Text segment section start

Taylor v. Department of Commerce, State of Utah

952 P.2d 1090, 336 Utah Adv. Rep. 16, 1998 Utah App. LEXIS 9, 1998 WL 54628
CourtCourt of Appeals of Utah
DecidedFebruary 12, 1998
Docket970030-CA
StatusPublished
Cited by6 cases

This text of 952 P.2d 1090 (Taylor v. Department of Commerce, State of Utah) is published on Counsel Stack Legal Research, covering Court of Appeals of Utah primary law. Counsel Stack provides free access to over 12 million legal documents including statutes, case law, regulations, and constitutions.

Bluebook
Taylor v. Department of Commerce, State of Utah, 952 P.2d 1090, 336 Utah Adv. Rep. 16, 1998 Utah App. LEXIS 9, 1998 WL 54628 (Utah Ct. App. 1998).

Opinion

OPINION

BILLINGS, Judge:

Petitioner Leo N. Taylor (Taylor) appeals an order by the Division of Occupational and Professional Licensing (the Division) revoking Taylor’s veterinary license. We affirm.

FACTS

Taylor was licensed to practice veterinary riiedicine in 1956. Since 1970, Taylor has practiced at the Brookside Animal Hospital in West Jordan, Utah, where he maintained a small and large animal practice.

In 1995, the Division began an investigation into several complaints it received against Taylor. After completing its investigation, the Division notified Taylor that it intended to seek sanctions against him for his alleged misconduct. Taylor requested a hearing, which was held on March 18-20, 1996, before an administrative law judge for the Department of Commerce. The Veterinary Licensing Board (the Board), composed of three veterinarians and one lay person, also heard the evidence presented at the three-day hearing.

At the hearing, the Division presented evidence that Taylor had engaged in unprofessional conduct in his treatment of five different dogs: Oscar, Nadia, Hillary, Shakesbear, and Char.

Text segment section end

- What to work on -
1. For the Taylor veterinary license case, say whether each statement agrees with it. Answer yes or no, and quote the words of the case that decide it. (a) The Board that heard the evidence included three veterinarians and one lay person. (b) The hearing before the administrative law judge lasted a single day. (c) Taylor has practiced at the Brookside Animal Hospital since 1956.
2. Pick up the Taylor veterinary license case after its last sentence and write the paragraph that comes next.
The entries have no connection to the Taylor veterinary license case.

Records section start

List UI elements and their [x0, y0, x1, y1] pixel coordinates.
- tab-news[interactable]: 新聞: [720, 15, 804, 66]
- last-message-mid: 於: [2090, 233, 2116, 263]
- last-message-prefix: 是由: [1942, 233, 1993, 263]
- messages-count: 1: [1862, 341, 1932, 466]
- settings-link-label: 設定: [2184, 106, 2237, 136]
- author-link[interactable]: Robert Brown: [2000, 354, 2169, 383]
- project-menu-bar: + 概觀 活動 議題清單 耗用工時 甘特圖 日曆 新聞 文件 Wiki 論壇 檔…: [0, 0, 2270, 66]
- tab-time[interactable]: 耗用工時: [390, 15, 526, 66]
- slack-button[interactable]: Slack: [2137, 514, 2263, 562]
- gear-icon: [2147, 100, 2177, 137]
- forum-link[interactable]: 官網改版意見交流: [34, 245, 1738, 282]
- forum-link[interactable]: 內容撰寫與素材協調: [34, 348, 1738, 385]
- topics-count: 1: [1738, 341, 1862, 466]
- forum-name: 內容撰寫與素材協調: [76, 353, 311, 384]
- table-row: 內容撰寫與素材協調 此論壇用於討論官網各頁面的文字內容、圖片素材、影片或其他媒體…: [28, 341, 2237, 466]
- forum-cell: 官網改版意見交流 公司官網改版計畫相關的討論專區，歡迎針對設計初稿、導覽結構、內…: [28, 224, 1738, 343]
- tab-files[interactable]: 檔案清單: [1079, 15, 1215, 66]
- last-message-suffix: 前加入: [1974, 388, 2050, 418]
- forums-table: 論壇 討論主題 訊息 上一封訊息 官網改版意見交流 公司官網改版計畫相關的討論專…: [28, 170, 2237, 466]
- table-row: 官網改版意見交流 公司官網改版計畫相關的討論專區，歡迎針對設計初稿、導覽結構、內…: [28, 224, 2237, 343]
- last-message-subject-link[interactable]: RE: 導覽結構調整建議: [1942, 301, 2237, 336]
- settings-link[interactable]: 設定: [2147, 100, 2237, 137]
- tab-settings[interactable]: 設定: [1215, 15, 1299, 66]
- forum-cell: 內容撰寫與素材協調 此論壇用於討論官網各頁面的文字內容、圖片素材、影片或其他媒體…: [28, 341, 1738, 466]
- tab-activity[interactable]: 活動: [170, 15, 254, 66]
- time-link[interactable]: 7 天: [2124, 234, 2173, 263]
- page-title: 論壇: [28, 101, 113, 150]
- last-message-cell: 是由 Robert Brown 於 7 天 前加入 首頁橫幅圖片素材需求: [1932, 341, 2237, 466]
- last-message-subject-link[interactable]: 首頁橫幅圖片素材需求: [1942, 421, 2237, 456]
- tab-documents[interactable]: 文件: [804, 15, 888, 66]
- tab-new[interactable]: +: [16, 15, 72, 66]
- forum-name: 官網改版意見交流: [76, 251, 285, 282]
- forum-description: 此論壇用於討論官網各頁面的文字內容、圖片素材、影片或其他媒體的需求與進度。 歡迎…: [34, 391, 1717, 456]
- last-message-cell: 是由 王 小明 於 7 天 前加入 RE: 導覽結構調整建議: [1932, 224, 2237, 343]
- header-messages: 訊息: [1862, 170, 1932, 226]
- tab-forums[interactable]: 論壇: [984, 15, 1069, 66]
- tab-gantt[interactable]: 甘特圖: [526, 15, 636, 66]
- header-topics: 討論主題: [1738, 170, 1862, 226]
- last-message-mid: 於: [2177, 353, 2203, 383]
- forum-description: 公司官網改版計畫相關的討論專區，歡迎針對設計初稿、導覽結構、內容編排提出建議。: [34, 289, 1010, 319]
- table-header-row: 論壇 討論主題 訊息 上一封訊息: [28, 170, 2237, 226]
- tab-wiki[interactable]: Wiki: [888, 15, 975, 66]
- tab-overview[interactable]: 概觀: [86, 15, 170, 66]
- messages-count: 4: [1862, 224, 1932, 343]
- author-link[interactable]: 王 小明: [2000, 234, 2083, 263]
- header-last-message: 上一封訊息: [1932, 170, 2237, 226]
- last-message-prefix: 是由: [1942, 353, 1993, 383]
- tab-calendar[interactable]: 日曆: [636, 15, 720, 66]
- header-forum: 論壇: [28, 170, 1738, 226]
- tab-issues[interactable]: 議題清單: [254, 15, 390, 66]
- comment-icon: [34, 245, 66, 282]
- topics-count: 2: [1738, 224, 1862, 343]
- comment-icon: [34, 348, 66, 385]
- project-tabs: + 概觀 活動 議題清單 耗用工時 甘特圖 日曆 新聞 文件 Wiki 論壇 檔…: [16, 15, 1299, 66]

Records section end

- Answers in order -
1.
(a) Yes: "composed of three veterinarians and one lay person"
(b) No: "which was held on March 18-20, 1996"
(c) No: "Since 1970, Taylor has practiced at the Brookside Animal Hospital"

2.
*1092 At the conclusion of the hearing, the Board entered a twenty-page recommended order detailing its findings of fact and conclusions of law. The Board specifically concluded that “[Taylor] has engaged in numerous instances of unprofessional conduct. Moreover, his practices of veterinary medicine reflect repeated occasions of gross incompetence, gross negligence and a pattern of negligence.” The Board recommended Taylor’s license be revoked. The Director of the Division, who also was present throughout the hearing, ultimately issued an order adopting the Board’s recommendations. Taylor appealed the director’s order revoking his license to the Executive Director of the Division. The Executive Director upheld the order, and this appeal followed.

Taylor argues on appeal that his veterinary license was improperly revoked because the evidence does not support the Division’s conclusion that Taylor was grossly incompetent and grossly negligent and because the revocation of his license is contrary to prior Division practice.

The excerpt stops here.